Stated task:
Filter the records below down to the lines that contain the string "result", and copy each matching line. The match is case-sensitive.

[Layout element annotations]
>>>

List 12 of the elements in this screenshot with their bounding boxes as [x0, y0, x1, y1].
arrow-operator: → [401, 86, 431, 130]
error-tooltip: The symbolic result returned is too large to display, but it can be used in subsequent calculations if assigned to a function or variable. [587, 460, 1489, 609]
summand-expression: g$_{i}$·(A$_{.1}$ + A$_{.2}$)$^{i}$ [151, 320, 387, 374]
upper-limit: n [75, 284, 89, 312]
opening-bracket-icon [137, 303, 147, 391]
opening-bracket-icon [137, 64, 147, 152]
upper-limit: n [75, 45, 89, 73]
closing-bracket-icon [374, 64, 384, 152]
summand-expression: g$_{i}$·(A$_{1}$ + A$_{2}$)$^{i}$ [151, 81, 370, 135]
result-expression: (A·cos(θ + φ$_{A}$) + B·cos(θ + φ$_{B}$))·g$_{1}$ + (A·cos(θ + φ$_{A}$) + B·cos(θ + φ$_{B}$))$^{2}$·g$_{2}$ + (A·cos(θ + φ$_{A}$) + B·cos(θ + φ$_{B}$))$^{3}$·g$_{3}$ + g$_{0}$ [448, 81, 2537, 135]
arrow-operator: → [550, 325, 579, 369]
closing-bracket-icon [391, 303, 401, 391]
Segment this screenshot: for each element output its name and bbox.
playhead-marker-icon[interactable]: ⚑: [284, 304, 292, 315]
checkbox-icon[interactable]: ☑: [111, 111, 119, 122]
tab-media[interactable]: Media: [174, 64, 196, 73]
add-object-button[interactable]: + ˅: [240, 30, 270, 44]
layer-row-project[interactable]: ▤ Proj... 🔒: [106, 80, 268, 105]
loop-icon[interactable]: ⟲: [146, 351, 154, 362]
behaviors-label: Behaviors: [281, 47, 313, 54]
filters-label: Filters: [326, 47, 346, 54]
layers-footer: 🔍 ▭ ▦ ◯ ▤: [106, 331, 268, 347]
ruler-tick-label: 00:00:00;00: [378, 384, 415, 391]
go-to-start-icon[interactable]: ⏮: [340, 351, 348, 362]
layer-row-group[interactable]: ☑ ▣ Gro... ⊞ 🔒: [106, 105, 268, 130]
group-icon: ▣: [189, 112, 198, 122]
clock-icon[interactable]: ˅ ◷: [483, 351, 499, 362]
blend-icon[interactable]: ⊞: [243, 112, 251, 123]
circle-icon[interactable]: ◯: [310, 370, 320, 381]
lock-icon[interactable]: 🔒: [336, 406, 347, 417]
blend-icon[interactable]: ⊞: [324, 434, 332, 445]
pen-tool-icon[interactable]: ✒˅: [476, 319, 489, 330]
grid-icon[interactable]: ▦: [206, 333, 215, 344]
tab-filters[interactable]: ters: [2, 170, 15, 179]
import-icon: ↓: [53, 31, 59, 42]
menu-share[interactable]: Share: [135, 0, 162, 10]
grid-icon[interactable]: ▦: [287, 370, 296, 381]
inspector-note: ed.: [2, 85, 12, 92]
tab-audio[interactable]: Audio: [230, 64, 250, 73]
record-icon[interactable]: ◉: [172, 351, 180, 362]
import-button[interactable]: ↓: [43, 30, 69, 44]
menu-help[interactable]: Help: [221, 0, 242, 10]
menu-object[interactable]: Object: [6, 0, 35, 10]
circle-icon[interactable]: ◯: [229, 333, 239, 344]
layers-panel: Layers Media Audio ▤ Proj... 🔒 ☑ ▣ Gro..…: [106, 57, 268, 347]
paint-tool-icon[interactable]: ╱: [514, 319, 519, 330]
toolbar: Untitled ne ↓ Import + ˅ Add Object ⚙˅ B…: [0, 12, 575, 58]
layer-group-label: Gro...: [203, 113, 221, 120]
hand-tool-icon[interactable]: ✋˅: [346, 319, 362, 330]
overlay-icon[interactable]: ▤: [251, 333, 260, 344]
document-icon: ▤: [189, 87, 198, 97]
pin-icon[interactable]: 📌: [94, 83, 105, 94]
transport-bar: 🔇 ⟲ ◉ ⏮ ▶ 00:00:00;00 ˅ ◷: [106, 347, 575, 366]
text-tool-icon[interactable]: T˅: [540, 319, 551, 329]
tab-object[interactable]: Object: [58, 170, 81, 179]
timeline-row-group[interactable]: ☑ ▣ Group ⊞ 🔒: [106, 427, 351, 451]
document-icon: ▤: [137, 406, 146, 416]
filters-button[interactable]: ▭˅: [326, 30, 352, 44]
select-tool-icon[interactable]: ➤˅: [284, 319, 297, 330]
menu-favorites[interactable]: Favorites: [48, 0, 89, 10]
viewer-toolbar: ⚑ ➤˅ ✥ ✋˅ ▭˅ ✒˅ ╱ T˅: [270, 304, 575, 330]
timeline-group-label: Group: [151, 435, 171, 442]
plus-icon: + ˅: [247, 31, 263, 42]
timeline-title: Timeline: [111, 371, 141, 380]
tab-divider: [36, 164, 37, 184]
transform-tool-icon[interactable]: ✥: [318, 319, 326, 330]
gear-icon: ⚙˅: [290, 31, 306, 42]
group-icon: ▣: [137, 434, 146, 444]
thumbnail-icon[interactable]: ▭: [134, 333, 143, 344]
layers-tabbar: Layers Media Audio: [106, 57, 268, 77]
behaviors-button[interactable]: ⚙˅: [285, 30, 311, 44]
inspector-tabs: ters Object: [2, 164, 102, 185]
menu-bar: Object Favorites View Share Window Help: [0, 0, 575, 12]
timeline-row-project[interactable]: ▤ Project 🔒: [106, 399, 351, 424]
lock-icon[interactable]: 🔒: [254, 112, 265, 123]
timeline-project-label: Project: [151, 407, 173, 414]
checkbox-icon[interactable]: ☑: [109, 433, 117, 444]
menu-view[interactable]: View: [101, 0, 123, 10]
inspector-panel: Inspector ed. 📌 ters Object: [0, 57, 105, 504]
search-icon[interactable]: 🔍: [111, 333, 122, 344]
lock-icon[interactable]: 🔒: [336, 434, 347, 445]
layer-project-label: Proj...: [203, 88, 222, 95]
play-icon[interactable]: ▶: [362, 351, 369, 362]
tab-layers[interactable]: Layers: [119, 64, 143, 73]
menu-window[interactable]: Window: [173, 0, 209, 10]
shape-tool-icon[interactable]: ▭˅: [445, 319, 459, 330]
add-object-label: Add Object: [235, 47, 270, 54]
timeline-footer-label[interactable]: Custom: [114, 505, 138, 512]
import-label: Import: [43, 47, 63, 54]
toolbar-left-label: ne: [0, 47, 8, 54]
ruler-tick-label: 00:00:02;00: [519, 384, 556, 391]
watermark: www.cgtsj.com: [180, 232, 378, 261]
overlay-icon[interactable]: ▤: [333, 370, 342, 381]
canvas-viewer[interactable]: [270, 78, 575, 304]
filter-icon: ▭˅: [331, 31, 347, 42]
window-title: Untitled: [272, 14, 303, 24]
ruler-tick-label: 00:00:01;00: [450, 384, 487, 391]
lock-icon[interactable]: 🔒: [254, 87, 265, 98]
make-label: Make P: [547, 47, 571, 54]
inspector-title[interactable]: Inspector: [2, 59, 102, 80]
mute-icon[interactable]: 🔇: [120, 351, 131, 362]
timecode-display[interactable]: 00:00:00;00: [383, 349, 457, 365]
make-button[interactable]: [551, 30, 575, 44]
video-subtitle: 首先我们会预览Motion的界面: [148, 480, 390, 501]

<<<

Exercise answer:
error-tooltip: The symbolic result returned is too large to display, but it can be used in subsequent calculations if assigned to a function or variable. [587, 460, 1489, 609]
result-expression: (A·cos(θ + φ$_{A}$) + B·cos(θ + φ$_{B}$))·g$_{1}$ + (A·cos(θ + φ$_{A}$) + B·cos(θ + φ$_{B}$))$^{2}$·g$_{2}$ + (A·cos(θ + φ$_{A}$) + B·cos(θ + φ$_{B}$))$^{3}$·g$_{3}$ + g$_{0}$ [448, 81, 2537, 135]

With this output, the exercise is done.